▶ **TASK TO COMPLETE**
Show every line in the entries below where the word "title" appears.

Items from a dataset:

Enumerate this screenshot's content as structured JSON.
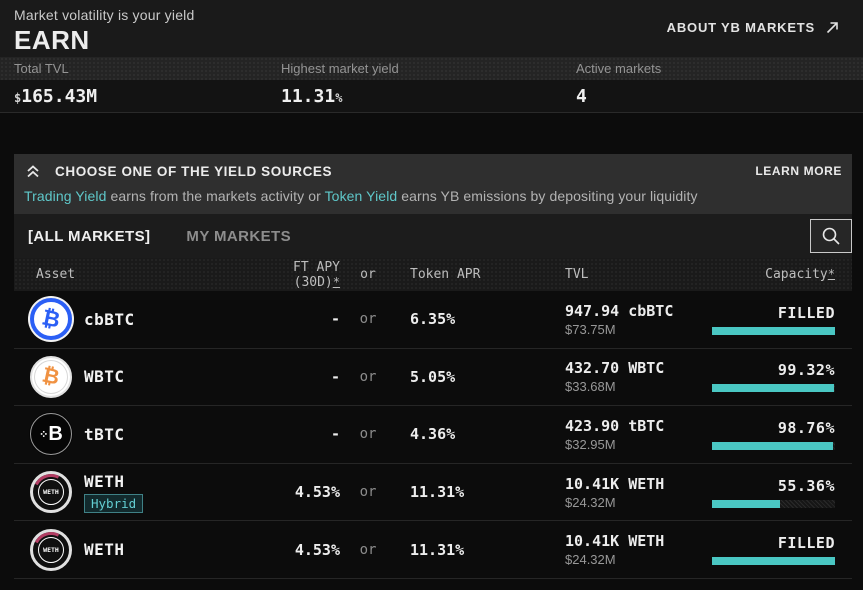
{
  "colors": {
    "accent_teal": "#4ac7c3",
    "link_teal": "#5fc8ca",
    "background": "#0c0c0c",
    "banner_bg": "#2f2f2f"
  },
  "header": {
    "tagline": "Market volatility is your yield",
    "title": "EARN",
    "about_link": "ABOUT YB MARKETS"
  },
  "stats": {
    "tvl": {
      "label": "Total TVL",
      "prefix": "$",
      "value": "165.43M"
    },
    "yield": {
      "label": "Highest market yield",
      "value": "11.31",
      "suffix": "%"
    },
    "active": {
      "label": "Active markets",
      "value": "4"
    }
  },
  "banner": {
    "title": "CHOOSE ONE OF THE YIELD SOURCES",
    "learn_more": "LEARN MORE",
    "sub_link1": "Trading Yield",
    "sub_mid": " earns from the markets activity or ",
    "sub_link2": "Token Yield",
    "sub_end": " earns YB emissions by depositing your liquidity"
  },
  "tabs": {
    "all": "[ALL MARKETS]",
    "mine": "MY MARKETS"
  },
  "table": {
    "asterisk": "*",
    "col_asset": "Asset",
    "col_ft_apy": "FT APY (30D)",
    "col_or": "or",
    "col_token_apr": "Token APR",
    "col_tvl": "TVL",
    "col_capacity": "Capacity"
  },
  "rows": [
    {
      "asset": "cbBTC",
      "icon": "cbbtc-coin-icon",
      "ft_apy": "-",
      "or": "or",
      "token_apr": "6.35%",
      "tvl_amount": "947.94 cbBTC",
      "tvl_usd": "$73.75M",
      "capacity_label": "FILLED",
      "capacity_pct": 100
    },
    {
      "asset": "WBTC",
      "icon": "wbtc-coin-icon",
      "ft_apy": "-",
      "or": "or",
      "token_apr": "5.05%",
      "tvl_amount": "432.70 WBTC",
      "tvl_usd": "$33.68M",
      "capacity_label": "99.32%",
      "capacity_pct": 99.32
    },
    {
      "asset": "tBTC",
      "icon": "tbtc-coin-icon",
      "ft_apy": "-",
      "or": "or",
      "token_apr": "4.36%",
      "tvl_amount": "423.90 tBTC",
      "tvl_usd": "$32.95M",
      "capacity_label": "98.76%",
      "capacity_pct": 98.76
    },
    {
      "asset": "WETH",
      "icon": "weth-coin-icon",
      "badge": "Hybrid",
      "ft_apy": "4.53%",
      "or": "or",
      "token_apr": "11.31%",
      "tvl_amount": "10.41K WETH",
      "tvl_usd": "$24.32M",
      "capacity_label": "55.36%",
      "capacity_pct": 55.36
    },
    {
      "asset": "WETH",
      "icon": "weth-coin-icon",
      "ft_apy": "4.53%",
      "or": "or",
      "token_apr": "11.31%",
      "tvl_amount": "10.41K WETH",
      "tvl_usd": "$24.32M",
      "capacity_label": "FILLED",
      "capacity_pct": 100
    }
  ]
}
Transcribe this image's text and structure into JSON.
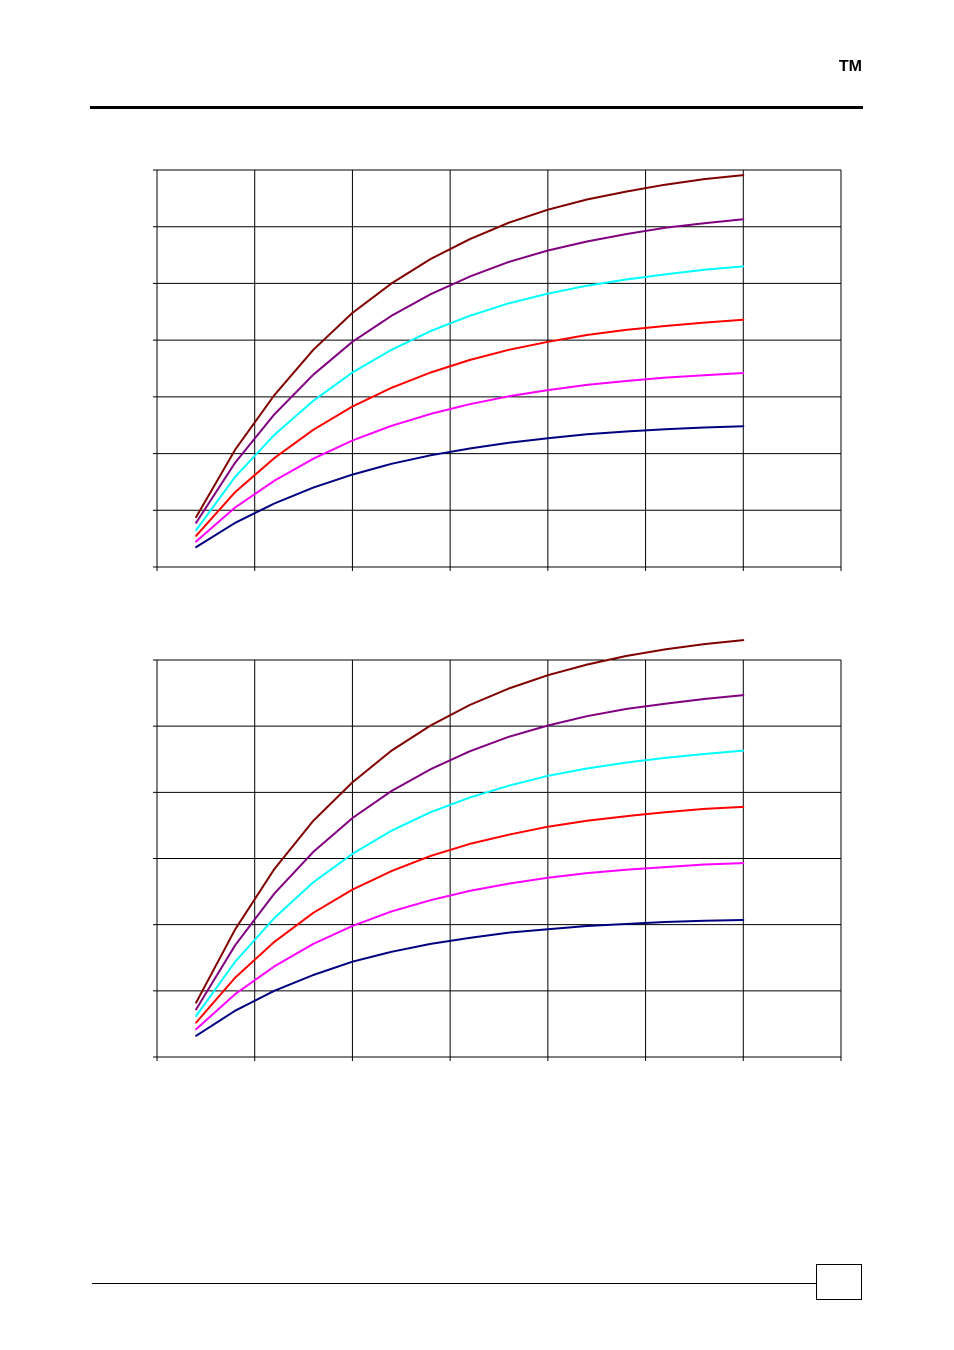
{
  "header": {
    "tm": "TM"
  },
  "footer": {
    "page_number": ""
  },
  "chart_data": [
    {
      "type": "line",
      "title": "",
      "xlabel": "",
      "ylabel": "",
      "xlim": [
        0,
        7
      ],
      "ylim": [
        0,
        7
      ],
      "grid": true,
      "legend": "none",
      "x": [
        0.4,
        0.8,
        1.2,
        1.6,
        2.0,
        2.4,
        2.8,
        3.2,
        3.6,
        4.0,
        4.4,
        4.8,
        5.2,
        5.6,
        6.0
      ],
      "series": [
        {
          "color": "#000080",
          "values": [
            0.35,
            0.78,
            1.12,
            1.4,
            1.63,
            1.82,
            1.97,
            2.09,
            2.19,
            2.27,
            2.34,
            2.39,
            2.43,
            2.46,
            2.48
          ]
        },
        {
          "color": "#FF00FF",
          "values": [
            0.45,
            1.05,
            1.52,
            1.91,
            2.23,
            2.49,
            2.7,
            2.87,
            3.01,
            3.12,
            3.21,
            3.28,
            3.34,
            3.38,
            3.42
          ]
        },
        {
          "color": "#FF0000",
          "values": [
            0.55,
            1.32,
            1.92,
            2.42,
            2.83,
            3.16,
            3.43,
            3.65,
            3.83,
            3.97,
            4.09,
            4.18,
            4.25,
            4.31,
            4.36
          ]
        },
        {
          "color": "#00FFFF",
          "values": [
            0.65,
            1.59,
            2.33,
            2.93,
            3.43,
            3.83,
            4.16,
            4.43,
            4.65,
            4.82,
            4.96,
            5.07,
            5.16,
            5.24,
            5.3
          ]
        },
        {
          "color": "#800080",
          "values": [
            0.78,
            1.84,
            2.69,
            3.39,
            3.97,
            4.43,
            4.81,
            5.12,
            5.38,
            5.58,
            5.74,
            5.87,
            5.98,
            6.06,
            6.13
          ]
        },
        {
          "color": "#800000",
          "values": [
            0.88,
            2.07,
            3.03,
            3.83,
            4.48,
            5.0,
            5.43,
            5.78,
            6.07,
            6.3,
            6.48,
            6.62,
            6.74,
            6.84,
            6.91
          ]
        }
      ]
    },
    {
      "type": "line",
      "title": "",
      "xlabel": "",
      "ylabel": "",
      "xlim": [
        0,
        7
      ],
      "ylim": [
        0,
        6
      ],
      "grid": true,
      "legend": "none",
      "x": [
        0.4,
        0.8,
        1.2,
        1.6,
        2.0,
        2.4,
        2.8,
        3.2,
        3.6,
        4.0,
        4.4,
        4.8,
        5.2,
        5.6,
        6.0
      ],
      "series": [
        {
          "color": "#000080",
          "values": [
            0.32,
            0.7,
            1.0,
            1.24,
            1.44,
            1.59,
            1.71,
            1.8,
            1.88,
            1.93,
            1.98,
            2.01,
            2.04,
            2.06,
            2.07
          ]
        },
        {
          "color": "#FF00FF",
          "values": [
            0.42,
            0.95,
            1.37,
            1.71,
            1.98,
            2.2,
            2.37,
            2.51,
            2.62,
            2.71,
            2.78,
            2.83,
            2.87,
            2.91,
            2.93
          ]
        },
        {
          "color": "#FF0000",
          "values": [
            0.52,
            1.2,
            1.74,
            2.18,
            2.53,
            2.81,
            3.04,
            3.22,
            3.36,
            3.48,
            3.57,
            3.64,
            3.7,
            3.75,
            3.78
          ]
        },
        {
          "color": "#00FFFF",
          "values": [
            0.62,
            1.44,
            2.1,
            2.64,
            3.07,
            3.42,
            3.7,
            3.92,
            4.1,
            4.25,
            4.36,
            4.45,
            4.52,
            4.58,
            4.63
          ]
        },
        {
          "color": "#800080",
          "values": [
            0.72,
            1.69,
            2.47,
            3.1,
            3.61,
            4.02,
            4.35,
            4.62,
            4.84,
            5.01,
            5.15,
            5.26,
            5.34,
            5.41,
            5.47
          ]
        },
        {
          "color": "#800000",
          "values": [
            0.82,
            1.93,
            2.84,
            3.57,
            4.15,
            4.63,
            5.01,
            5.32,
            5.57,
            5.77,
            5.93,
            6.06,
            6.16,
            6.24,
            6.3
          ]
        }
      ]
    }
  ]
}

▶ **FINISHED ANSWER**
    "title": "EARN",
    "title": "CHOOSE ONE OF THE YIELD SOURCES",
      "title": "",
      "title": "",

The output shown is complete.